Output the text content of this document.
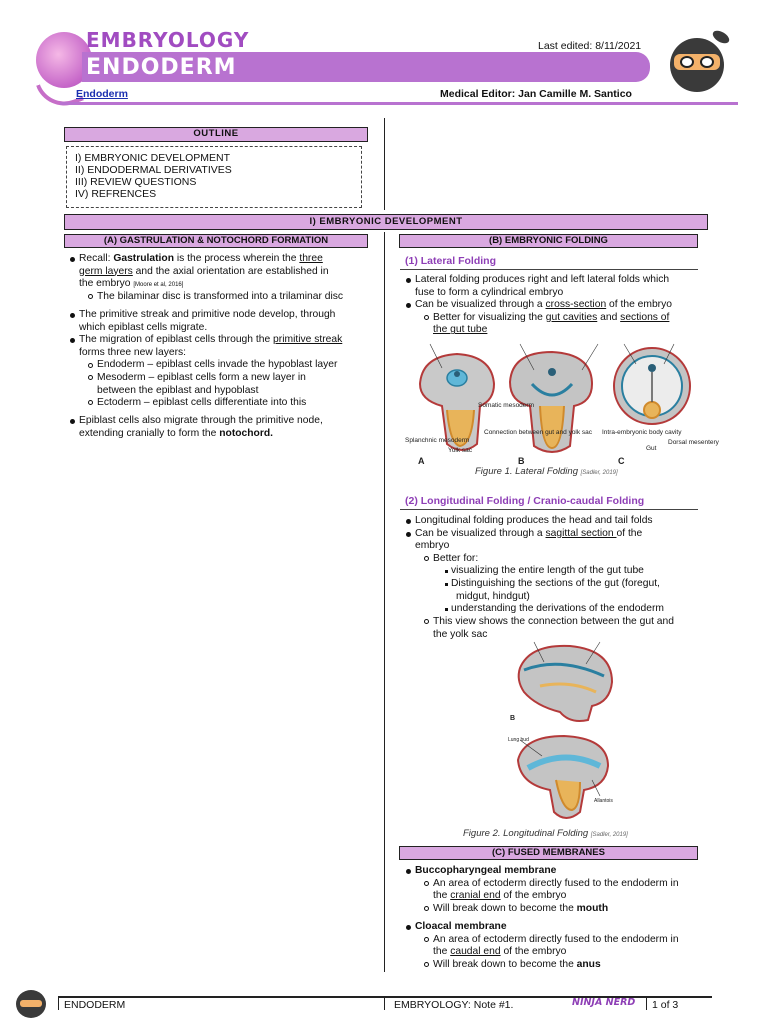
EMBRYOLOGY
ENDODERM
Last edited: 8/11/2021
Endoderm	Medical Editor: Jan Camille M. Santico
OUTLINE
I) EMBRYONIC DEVELOPMENT
II) ENDODERMAL DERIVATIVES
III) REVIEW QUESTIONS
IV) REFRENCES
I) EMBRYONIC DEVELOPMENT
(A) GASTRULATION & NOTOCHORD FORMATION
Recall: Gastrulation is the process wherein the three
germ layers and the axial orientation are established in
the embryo [Moore et al, 2016]
The bilaminar disc is transformed into a trilaminar disc
The primitive streak and primitive node develop, through
which epiblast cells migrate.
The migration of epiblast cells through the primitive streak
forms three new layers:
Endoderm – epiblast cells invade the hypoblast layer
Mesoderm – epiblast cells form a new layer in
between the epiblast and hypoblast
Ectoderm – epiblast cells differentiate into this
Epiblast cells also migrate through the primitive node,
extending cranially to form the notochord.
(B) EMBRYONIC FOLDING
(1) Lateral Folding
Lateral folding produces right and left lateral folds which
fuse to form a cylindrical embryo
Can be visualized through a cross-section of the embryo
Better for visualizing the gut cavities and sections of
the gut tube
Somatic mesoderm
Splanchnic mesoderm
Yolk sac
Connection between gut and yolk sac Intra-embryonic body cavity
Gut
Dorsal mesentery
A	B	C
Figure 1. Lateral Folding [Sadler, 2019]
(2) Longitudinal Folding / Cranio-caudal Folding
Longitudinal folding produces the head and tail folds
Can be visualized through a sagittal section of the
embryo
Better for:
visualizing the entire length of the gut tube
Distinguishing the sections of the gut (foregut,
midgut, hindgut)
understanding the derivations of the endoderm
This view shows the connection between the gut and
the yolk sac
B
Lung bud
Allantois
Figure 2. Longitudinal Folding [Sadler, 2019]
(C) FUSED MEMBRANES
Buccopharyngeal membrane
An area of ectoderm directly fused to the endoderm in
the cranial end of the embryo
Will break down to become the mouth
Cloacal membrane
An area of ectoderm directly fused to the endoderm in
the caudal end of the embryo
Will break down to become the anus
ENDODERM	EMBRYOLOGY: Note #1.	NINJA NERD 1 of 3
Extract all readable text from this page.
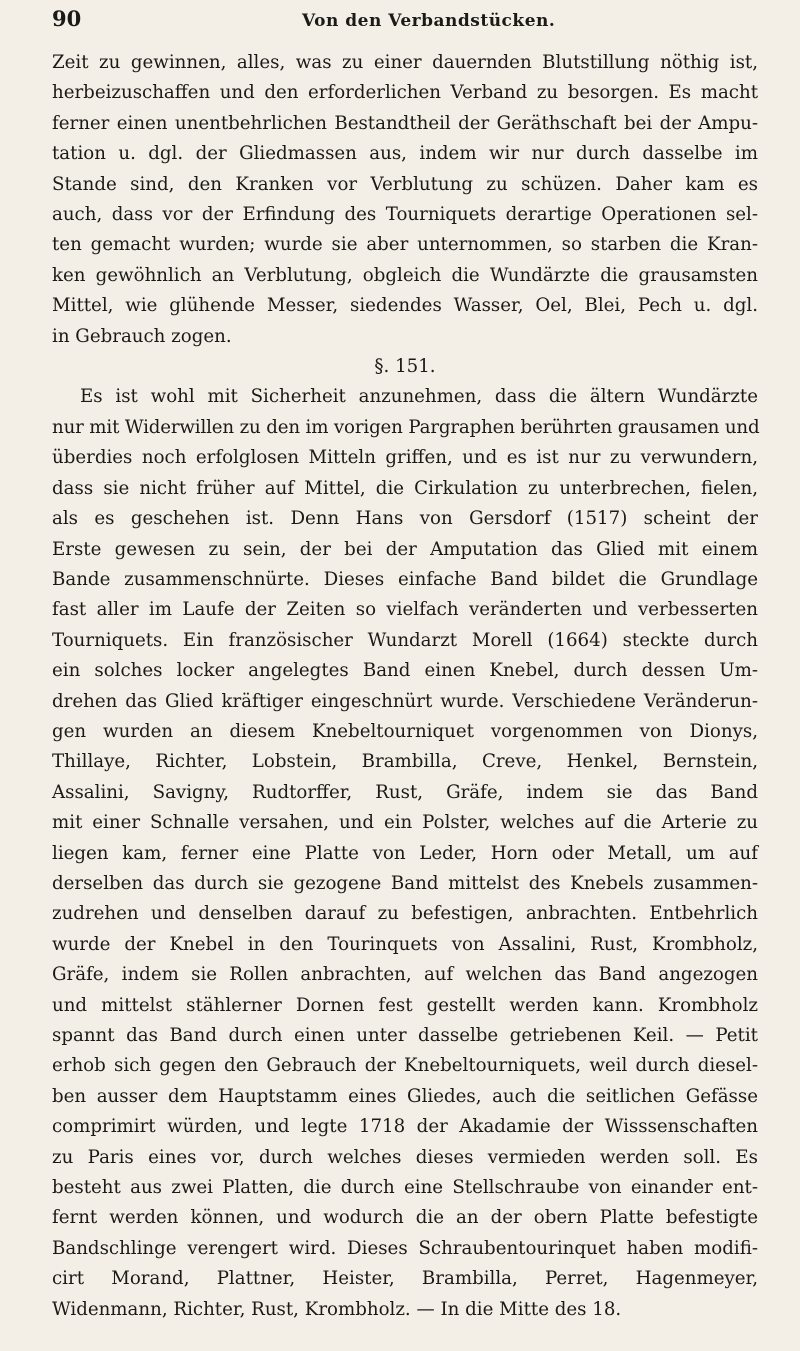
90	Von den Verbandstücken.
Zeit zu gewinnen, alles, was zu einer dauernden Blutstillung nöthig ist,
herbeizuschaffen und den erforderlichen Verband zu besorgen. Es macht
ferner einen unentbehrlichen Bestandtheil der Geräthschaft bei der Ampu-
tation u. dgl. der Gliedmassen aus, indem wir nur durch dasselbe im
Stande sind, den Kranken vor Verblutung zu schüzen. Daher kam es
auch, dass vor der Erfindung des Tourniquets derartige Operationen sel-
ten gemacht wurden; wurde sie aber unternommen, so starben die Kran-
ken gewöhnlich an Verblutung, obgleich die Wundärzte die grausamsten
Mittel, wie glühende Messer, siedendes Wasser, Oel, Blei, Pech u. dgl.
in Gebrauch zogen.
§. 151.
Es ist wohl mit Sicherheit anzunehmen, dass die ältern Wundärzte
nur mit Widerwillen zu den im vorigen Pargraphen berührten grausamen und
überdies noch erfolglosen Mitteln griffen, und es ist nur zu verwundern,
dass sie nicht früher auf Mittel, die Cirkulation zu unterbrechen, fielen,
als es geschehen ist. Denn Hans von Gersdorf (1517) scheint der
Erste gewesen zu sein, der bei der Amputation das Glied mit einem
Bande zusammenschnürte. Dieses einfache Band bildet die Grundlage
fast aller im Laufe der Zeiten so vielfach veränderten und verbesserten
Tourniquets. Ein französischer Wundarzt Morell (1664) steckte durch
ein solches locker angelegtes Band einen Knebel, durch dessen Um-
drehen das Glied kräftiger eingeschnürt wurde. Verschiedene Veränderun-
gen wurden an diesem Knebeltourniquet vorgenommen von Dionys,
Thillaye, Richter, Lobstein, Brambilla, Creve, Henkel, Bernstein,
Assalini, Savigny, Rudtorffer, Rust, Gräfe, indem sie das Band
mit einer Schnalle versahen, und ein Polster, welches auf die Arterie zu
liegen kam, ferner eine Platte von Leder, Horn oder Metall, um auf
derselben das durch sie gezogene Band mittelst des Knebels zusammen-
zudrehen und denselben darauf zu befestigen, anbrachten. Entbehrlich
wurde der Knebel in den Tourinquets von Assalini, Rust, Krombholz,
Gräfe, indem sie Rollen anbrachten, auf welchen das Band angezogen
und mittelst stählerner Dornen fest gestellt werden kann. Krombholz
spannt das Band durch einen unter dasselbe getriebenen Keil. — Petit
erhob sich gegen den Gebrauch der Knebeltourniquets, weil durch diesel-
ben ausser dem Hauptstamm eines Gliedes, auch die seitlichen Gefässe
comprimirt würden, und legte 1718 der Akadamie der Wisssenschaften
zu Paris eines vor, durch welches dieses vermieden werden soll. Es
besteht aus zwei Platten, die durch eine Stellschraube von einander ent-
fernt werden können, und wodurch die an der obern Platte befestigte
Bandschlinge verengert wird. Dieses Schraubentourinquet haben modifi-
cirt Morand, Plattner, Heister, Brambilla, Perret, Hagenmeyer,
Widenmann, Richter, Rust, Krombholz. — In die Mitte des 18.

______________________________

TASK: Pictures are to be dropped, and every record is to be copied exactly.

THE COMPLETED TASK:
Output the text content of this document.
EMBRYOLOGY
ENDODERM
Last edited: 8/11/2021
Endoderm	Medical Editor: Jan Camille M. Santico
OUTLINE
I) EMBRYONIC DEVELOPMENT
II) ENDODERMAL DERIVATIVES
III) REVIEW QUESTIONS
IV) REFRENCES
I) EMBRYONIC DEVELOPMENT
(A) GASTRULATION & NOTOCHORD FORMATION
Recall: Gastrulation is the process wherein the three
germ layers and the axial orientation are established in
the embryo [Moore et al, 2016]
The bilaminar disc is transformed into a trilaminar disc
The primitive streak and primitive node develop, through
which epiblast cells migrate.
The migration of epiblast cells through the primitive streak
forms three new layers:
Endoderm – epiblast cells invade the hypoblast layer
Mesoderm – epiblast cells form a new layer in
between the epiblast and hypoblast
Ectoderm – epiblast cells differentiate into this
Epiblast cells also migrate through the primitive node,
extending cranially to form the notochord.
(B) EMBRYONIC FOLDING
(1) Lateral Folding
Lateral folding produces right and left lateral folds which
fuse to form a cylindrical embryo
Can be visualized through a cross-section of the embryo
Better for visualizing the gut cavities and sections of
the gut tube
Somatic mesoderm
Splanchnic mesoderm
Yolk sac
Connection between gut and yolk sac Intra-embryonic body cavity
Gut
Dorsal mesentery
A	B	C
Figure 1. Lateral Folding [Sadler, 2019]
(2) Longitudinal Folding / Cranio-caudal Folding
Longitudinal folding produces the head and tail folds
Can be visualized through a sagittal section of the
embryo
Better for:
visualizing the entire length of the gut tube
Distinguishing the sections of the gut (foregut,
midgut, hindgut)
understanding the derivations of the endoderm
This view shows the connection between the gut and
the yolk sac
B
Lung bud
Allantois
Figure 2. Longitudinal Folding [Sadler, 2019]
(C) FUSED MEMBRANES
Buccopharyngeal membrane
An area of ectoderm directly fused to the endoderm in
the cranial end of the embryo
Will break down to become the mouth
Cloacal membrane
An area of ectoderm directly fused to the endoderm in
the caudal end of the embryo
Will break down to become the anus
ENDODERM	EMBRYOLOGY: Note #1.	NINJA NERD 1 of 3
Extract all readable text from this page.
90	Von den Verbandstücken.
Zeit zu gewinnen, alles, was zu einer dauernden Blutstillung nöthig ist,
herbeizuschaffen und den erforderlichen Verband zu besorgen. Es macht
ferner einen unentbehrlichen Bestandtheil der Geräthschaft bei der Ampu-
tation u. dgl. der Gliedmassen aus, indem wir nur durch dasselbe im
Stande sind, den Kranken vor Verblutung zu schüzen. Daher kam es
auch, dass vor der Erfindung des Tourniquets derartige Operationen sel-
ten gemacht wurden; wurde sie aber unternommen, so starben die Kran-
ken gewöhnlich an Verblutung, obgleich die Wundärzte die grausamsten
Mittel, wie glühende Messer, siedendes Wasser, Oel, Blei, Pech u. dgl.
in Gebrauch zogen.
§. 151.
Es ist wohl mit Sicherheit anzunehmen, dass die ältern Wundärzte
nur mit Widerwillen zu den im vorigen Pargraphen berührten grausamen und
überdies noch erfolglosen Mitteln griffen, und es ist nur zu verwundern,
dass sie nicht früher auf Mittel, die Cirkulation zu unterbrechen, fielen,
als es geschehen ist. Denn Hans von Gersdorf (1517) scheint der
Erste gewesen zu sein, der bei der Amputation das Glied mit einem
Bande zusammenschnürte. Dieses einfache Band bildet die Grundlage
fast aller im Laufe der Zeiten so vielfach veränderten und verbesserten
Tourniquets. Ein französischer Wundarzt Morell (1664) steckte durch
ein solches locker angelegtes Band einen Knebel, durch dessen Um-
drehen das Glied kräftiger eingeschnürt wurde. Verschiedene Veränderun-
gen wurden an diesem Knebeltourniquet vorgenommen von Dionys,
Thillaye, Richter, Lobstein, Brambilla, Creve, Henkel, Bernstein,
Assalini, Savigny, Rudtorffer, Rust, Gräfe, indem sie das Band
mit einer Schnalle versahen, und ein Polster, welches auf die Arterie zu
liegen kam, ferner eine Platte von Leder, Horn oder Metall, um auf
derselben das durch sie gezogene Band mittelst des Knebels zusammen-
zudrehen und denselben darauf zu befestigen, anbrachten. Entbehrlich
wurde der Knebel in den Tourinquets von Assalini, Rust, Krombholz,
Gräfe, indem sie Rollen anbrachten, auf welchen das Band angezogen
und mittelst stählerner Dornen fest gestellt werden kann. Krombholz
spannt das Band durch einen unter dasselbe getriebenen Keil. — Petit
erhob sich gegen den Gebrauch der Knebeltourniquets, weil durch diesel-
ben ausser dem Hauptstamm eines Gliedes, auch die seitlichen Gefässe
comprimirt würden, und legte 1718 der Akadamie der Wisssenschaften
zu Paris eines vor, durch welches dieses vermieden werden soll. Es
besteht aus zwei Platten, die durch eine Stellschraube von einander ent-
fernt werden können, und wodurch die an der obern Platte befestigte
Bandschlinge verengert wird. Dieses Schraubentourinquet haben modifi-
cirt Morand, Plattner, Heister, Brambilla, Perret, Hagenmeyer,
Widenmann, Richter, Rust, Krombholz. — In die Mitte des 18.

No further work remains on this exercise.